• Stated problem
Please report every line from the material that contains the word "company".

Collected data:
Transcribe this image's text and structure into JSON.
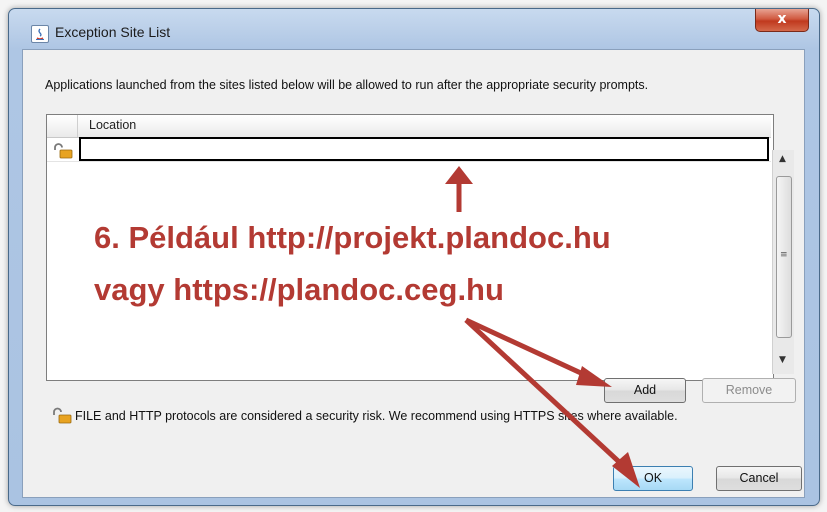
{
  "window": {
    "title": "Exception Site List",
    "close_label": "x"
  },
  "description": "Applications launched from the sites listed below will be allowed to run after the appropriate security prompts.",
  "table": {
    "columns": [
      "Location"
    ],
    "rows": [
      {
        "location": ""
      }
    ]
  },
  "buttons": {
    "add": "Add",
    "remove": "Remove",
    "ok": "OK",
    "cancel": "Cancel"
  },
  "warning": "FILE and HTTP protocols are considered a security risk.  We recommend using HTTPS sites where available.",
  "annotation": {
    "line1": "6. Például http://projekt.plandoc.hu",
    "line2": "vagy https://plandoc.ceg.hu",
    "color": "#b33a33"
  },
  "icons": {
    "title": "java-icon",
    "row": "lock-icon",
    "warning": "lock-icon"
  }
}
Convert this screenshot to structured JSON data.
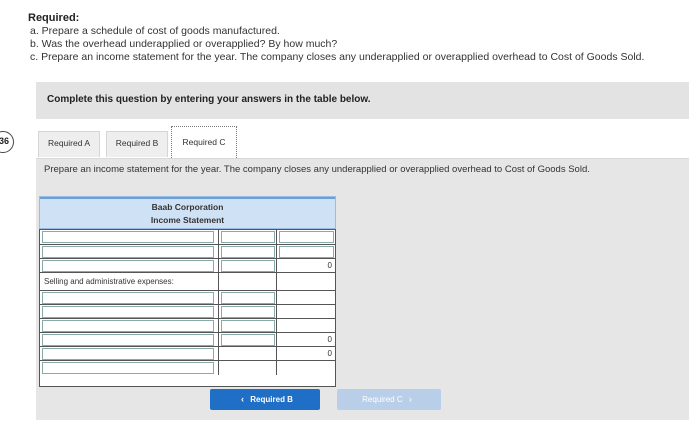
{
  "step_badge": "36",
  "required": {
    "title": "Required:",
    "items": [
      "a. Prepare a schedule of cost of goods manufactured.",
      "b. Was the overhead underapplied or overapplied? By how much?",
      "c. Prepare an income statement for the year. The company closes any underapplied or overapplied overhead to Cost of Goods Sold."
    ]
  },
  "instruction": "Complete this question by entering your answers in the table below.",
  "tabs": [
    {
      "label": "Required A"
    },
    {
      "label": "Required B"
    },
    {
      "label": "Required C",
      "active": true
    }
  ],
  "prompt": "Prepare an income statement for the year. The company closes any underapplied or overapplied overhead to Cost of Goods Sold.",
  "statement": {
    "company": "Baab Corporation",
    "title": "Income Statement",
    "rows": [
      {
        "label": "",
        "mid": "",
        "right": ""
      },
      {
        "label": "",
        "mid": "",
        "right": ""
      },
      {
        "label": "",
        "mid": "",
        "right": "0"
      },
      {
        "label": "Selling and administrative expenses:",
        "mid": "",
        "right": ""
      },
      {
        "label": "",
        "mid": "",
        "right": ""
      },
      {
        "label": "",
        "mid": "",
        "right": ""
      },
      {
        "label": "",
        "mid": "",
        "right": ""
      },
      {
        "label": "",
        "mid": "",
        "right": "0"
      },
      {
        "label": "",
        "mid": "",
        "right": "0"
      }
    ]
  },
  "nav": {
    "prev_label": "Required B",
    "next_label": "Required C",
    "prev_arrow": "‹",
    "next_arrow": "›"
  },
  "colors": {
    "primary_button": "#1f6fc6",
    "disabled_button": "#b9cfe9",
    "table_header": "#cfe1f4"
  }
}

• Task result
      "c. Prepare an income statement for the year. The company closes any underapplied or overapplied overhead to Cost of Goods Sold."
  "prompt": "Prepare an income statement for the year. The company closes any underapplied or overapplied overhead to Cost of Goods Sold.",
    "company": "Baab Corporation",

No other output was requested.